* **REQUEST**: Which lines contain the string "遗漏分层"? Please list every one of them.

* **DATA EXCERPTS**:
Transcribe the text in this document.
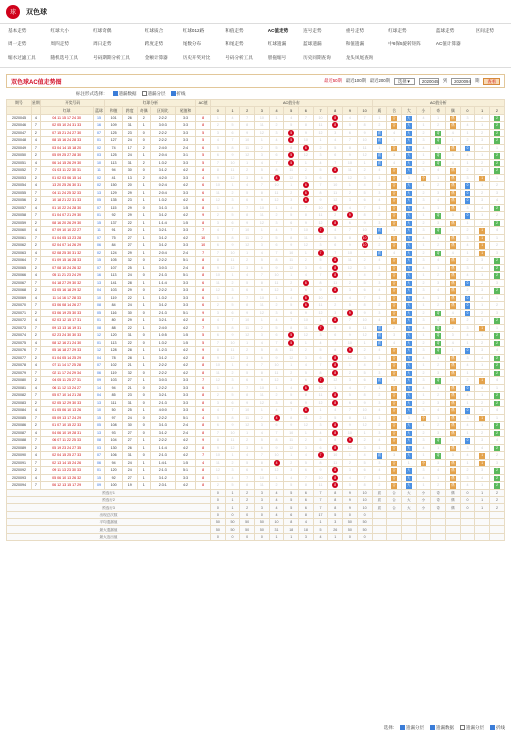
球	双色球
基本走势	红球大小	红球奇偶	红球质合	红球012路	和值走势	AC值走势	连号走势	重号走势	红球走势	蓝球走势	区间走势
周一走势	周四走势	周日走势	跨度走势	尾数分布	和尾走势	红球遗漏	蓝球遗漏	和值遗漏	中6保5旋转矩阵	AC值计算器
缩水过滤工具	随机选号工具	号码期期分析工具	金额计算器	历史开奖对比	号码分析工具	胆拖缩号	历史同期查询	龙头凤尾查询
双色球AC值走势图	最近50期 最近100期 最近200期	选择▼	2020045 到	2020094 期	查看
标注形式选择：	遗漏数据	遗漏分层	折线
期号	星期	开奖号码		红球分析					AC值	AC值分布											AC值分析								
		红球	蓝球	和值	跨度	奇偶	区间比	尾值和		0	1	2	3	4	5	6	7	8	9	10	质	合	大	小	奇	偶	0	1	2
2020045	4	04 11 15 17 24 30	15	101	26	2	2:2:2	3:3	8	1	4	7	10	1	4	7	10	8	4	7	1	合	大	4	1	偶	3	4	2
2020046	7	02 05 10 24 31 33	16	109	31	1	3:0:3	3:3	8	2	5	8	11	2	5	8	11	8	5	8	2	合	大	1	2	偶	4	1	2
2020047	2	07 15 21 24 27 30	07	125	23	0	2:2:2	3:3	5	3	6	9	12	3	5	9	12	3	6	9	质	4	大	2	奇	4	1	2	2
2020048	4	08 15 16 24 28 33	01	127	24	0	2:2:2	3:3	5	4	7	10	1	4	5	10	1	4	7	10	质	1	大	3	奇	1	2	3	2
2020049	7	03 04 14 15 18 20	02	74	17	2	2:4:0	2:4	6	5	8	11	2	5	8	6	2	5	8	11	1	合	大	4	1	偶	0	4	1
2020050	2	05 09 25 27 28 30	03	125	24	1	2:0:4	3:1	5	6	9	12	3	6	5	12	3	6	9	12	质	3	大	1	奇	3	4	1	2
2020051	4	06 14 15 26 29 30	10	113	31	2	1:3:2	3:3	5	7	10	1	4	7	5	1	4	7	10	1	质	4	大	2	奇	4	1	2	2
2020052	7	01 03 11 22 30 31	11	94	30	0	3:1:2	4:2	8	8	11	2	5	8	11	2	5	8	11	2	4	合	大	3	4	偶	2	3	2
2020053	2	01 02 03 06 15 14	02	41	13	2	4:2:0	3:3	4	9	12	3	6	4	12	3	6	9	12	3	1	合	3	小	1	偶	3	1	1
2020054	4	13 20 25 26 30 31	02	150	20	1	0:2:4	4:2	6	10	1	4	7	10	1	6	7	10	1	4	2	合	大	1	2	偶	0	1	2
2020055	7	04 11 24 25 32 33	13	129	29	1	2:0:4	3:3	6	11	2	5	8	11	2	6	8	11	2	5	3	合	大	2	3	偶	0	2	3
2020056	2	10 18 21 22 31 33	05	135	23	1	1:3:2	4:2	6	12	3	6	9	12	3	6	9	12	3	6	4	合	大	3	4	偶	0	3	4
2020057	4	01 10 22 24 28 30	07	115	29	0	3:1:3	1:5	8	1	4	7	10	1	4	7	10	8	4	7	1	合	大	4	1	偶	3	4	2
2020058	7	01 04 07 21 29 30	01	92	29	1	3:1:2	4:2	9	2	5	8	11	2	5	8	11	2	9	8	2	合	大	1	奇	3	0	1	2
2020059	2	08 16 20 26 29 30	15	137	22	1	1:1:4	1:5	8	3	6	9	12	3	6	9	12	8	6	9	3	合	大	2	3	偶	1	2	2
2020060	4	07 09 10 10 22 27	11	91	20	1	3:2:1	3:3	7	4	7	10	1	4	7	10	7	4	7	10	质	1	大	3	奇	1	2	1	4
2020061	7	01 04 05 13 23 28	07	75	27	1	3:1:2	4:2	10	5	8	11	2	5	8	11	2	5	8	10	1	合	大	4	1	偶	3	1	1
2020062	2	02 04 07 14 26 29	06	84	27	1	3:1:2	3:3	10	6	9	12	3	6	9	12	3	6	9	10	2	合	大	1	2	偶	4	1	2
2020063	4	02 08 25 30 31 32	02	124	29	1	2:0:4	2:4	7	7	10	1	4	7	10	1	7	7	10	1	质	4	大	2	奇	4	1	1	3
2020064	7	01 09 15 16 28 33	15	105	32	0	2:2:2	5:1	8	8	11	2	5	8	11	2	5	8	11	2	4	合	大	3	4	偶	2	3	2
2020065	2	07 08 10 24 26 32	07	107	25	1	3:0:3	2:4	8	9	12	3	6	9	12	3	6	8	12	3	1	合	大	4	1	偶	3	4	2
2020066	4	05 11 21 23 24 29	16	113	24	0	2:1:3	5:1	8	10	1	4	7	10	1	4	7	8	1	4	2	合	大	1	2	偶	4	1	2
2020067	7	04 18 27 29 30 32	13	141	28	1	1:1:4	3:3	6	11	2	5	8	11	2	6	8	11	2	5	3	合	大	2	3	偶	0	2	3
2020068	2	03 05 16 18 29 32	04	103	29	0	2:2:2	3:3	8	12	3	6	9	12	3	6	9	8	3	6	4	合	大	3	4	偶	2	3	2
2020069	4	11 14 16 17 28 33	10	119	22	1	1:3:2	3:3	6	1	4	7	10	1	4	6	10	1	4	7	1	合	大	4	1	偶	0	4	1
2020070	7	03 06 08 14 26 27	08	84	24	1	3:1:2	3:3	6	2	5	8	11	2	5	6	11	2	5	8	2	合	大	1	2	偶	0	1	2
2020071	2	03 06 19 25 30 33	05	116	30	0	2:1:3	5:1	9	3	6	9	12	3	6	9	12	3	9	9	3	合	大	2	奇	4	0	2	3
2020072	4	02 03 12 15 17 31	01	80	29	1	3:2:1	4:2	8	4	7	10	1	4	7	10	1	8	7	10	4	合	大	3	4	偶	2	3	2
2020073	7	09 13 13 16 19 31	08	88	22	1	2:4:0	4:2	7	5	8	11	2	5	8	11	7	5	8	11	质	2	大	4	奇	2	3	1	1
2020074	2	02 23 24 30 30 33	12	120	31	0	1:0:5	1:5	5	6	9	12	3	6	5	12	3	6	9	12	质	3	大	1	奇	3	4	1	2
2020075	4	08 12 16 21 24 30	01	113	22	0	1:3:2	1:5	5	7	10	1	4	7	5	1	4	7	10	1	质	4	大	2	奇	4	1	2	2
2020076	7	05 16 18 27 29 33	12	128	28	1	1:2:3	4:2	9	8	11	2	5	8	11	2	5	8	9	2	4	合	大	3	奇	1	0	3	4
2020077	2	01 04 05 14 25 29	04	78	28	1	3:1:2	4:2	8	9	12	3	6	9	12	3	6	8	12	3	1	合	大	4	1	偶	3	4	2
2020078	4	07 11 14 17 25 28	07	102	21	1	2:2:2	4:2	8	10	1	4	7	10	1	4	7	8	1	4	2	合	大	1	2	偶	4	1	2
2020079	7	02 11 17 24 29 34	06	119	32	0	2:2:2	4:2	8	11	2	5	8	11	2	5	8	8	2	5	3	合	大	2	3	偶	1	2	2
2020080	2	04 05 11 25 27 31	09	103	27	1	3:0:3	3:3	7	12	3	6	9	12	3	6	7	12	3	6	质	1	大	3	奇	1	2	1	4
2020081	4	06 11 12 13 24 27	14	94	21	0	2:2:2	3:3	6	1	4	7	10	1	4	6	10	1	4	7	1	合	大	4	1	偶	0	4	1
2020082	7	05 07 10 14 21 28	04	85	23	0	3:2:1	3:3	8	2	5	8	11	2	5	8	11	8	5	8	2	合	大	1	2	偶	4	1	2
2020083	2	02 05 12 29 30 33	13	111	31	0	2:1:3	3:3	8	3	6	9	12	3	6	9	12	8	6	9	3	合	大	2	3	偶	1	2	2
2020084	4	01 05 06 10 13 26	10	50	25	1	4:0:0	3:3	6	4	7	10	1	4	7	6	1	4	7	10	4	合	大	3	4	偶	0	3	4
2020085	7	05 09 13 17 24 29	15	97	24	0	2:2:2	5:1	4	5	8	11	2	4	8	11	2	5	8	11	1	合	3	小	1	偶	3	1	1
2020086	2	01 07 10 15 22 33	05	108	30	0	3:1:3	2:4	8	6	9	12	3	6	9	12	3	8	9	12	2	合	大	1	2	偶	4	1	2
2020087	4	04 06 10 19 28 31	13	93	27	0	3:1:2	2:4	8	7	10	1	4	7	10	1	4	8	10	1	3	合	大	2	3	偶	1	2	2
2020088	7	06 07 11 22 25 33	08	104	27	1	2:2:2	4:2	9	8	11	2	5	8	11	2	5	8	9	2	4	合	大	3	奇	1	0	3	4
2020089	2	05 19 23 24 27 35	03	130	26	1	1:1:4	4:2	8	9	12	3	6	9	12	3	6	8	12	3	1	合	大	4	1	偶	3	4	2
2020090	4	02 04 15 25 27 33	07	106	31	0	2:1:3	4:2	7	10	1	4	7	10	1	4	7	10	1	4	质	3	大	1	奇	3	4	1	2
2020091	7	02 13 14 15 24 26	06	94	24	1	1:4:1	1:5	4	11	2	5	8	4	2	5	8	11	2	5	3	合	1	小	3	偶	1	1	3
2020092	2	09 11 13 23 30 33	01	120	24	1	2:1:3	5:1	8	12	3	6	9	12	3	6	9	8	3	6	4	合	大	3	4	偶	2	3	2
2020093	4	05 06 10 13 26 32	15	92	27	1	3:1:2	3:3	8	1	4	7	10	1	4	7	10	8	4	7	1	合	大	4	1	偶	3	4	2
2020094	7	06 12 13 15 17 29	09	100	19	1	2:3:1	4:2	8	2	5	8	11	2	5	8	11	8	5	8	2	合	大	1	2	偶	4	1	2
预选行1										0	1	2	3	4	5	6	7	8	9	10	质	合	大	小	奇	偶	0	1	2
预选行2										0	1	2	3	4	5	6	7	8	9	10	质	合	大	小	奇	偶	0	1	2
预选行3										0	1	2	3	4	5	6	7	8	9	10	质	合	大	小	奇	偶	0	1	2
出现总次数										0	0	0	0	4	6	8	17	5	0	0									
平均遗漏值										50	50	50	50	10	8	4	1	3	50	50									
最大遗漏值										50	50	50	50	31	18	18	5	26	50	50									
最大连出值										0	0	0	0	1	1	3	4	1	0	0									
选择:	遗漏分层	遗漏数据	遗漏分层	折线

* **REPLY TO THE EXERCISE**:
标注形式选择：	遗漏数据	遗漏分层	折线
选择:	遗漏分层	遗漏数据	遗漏分层	折线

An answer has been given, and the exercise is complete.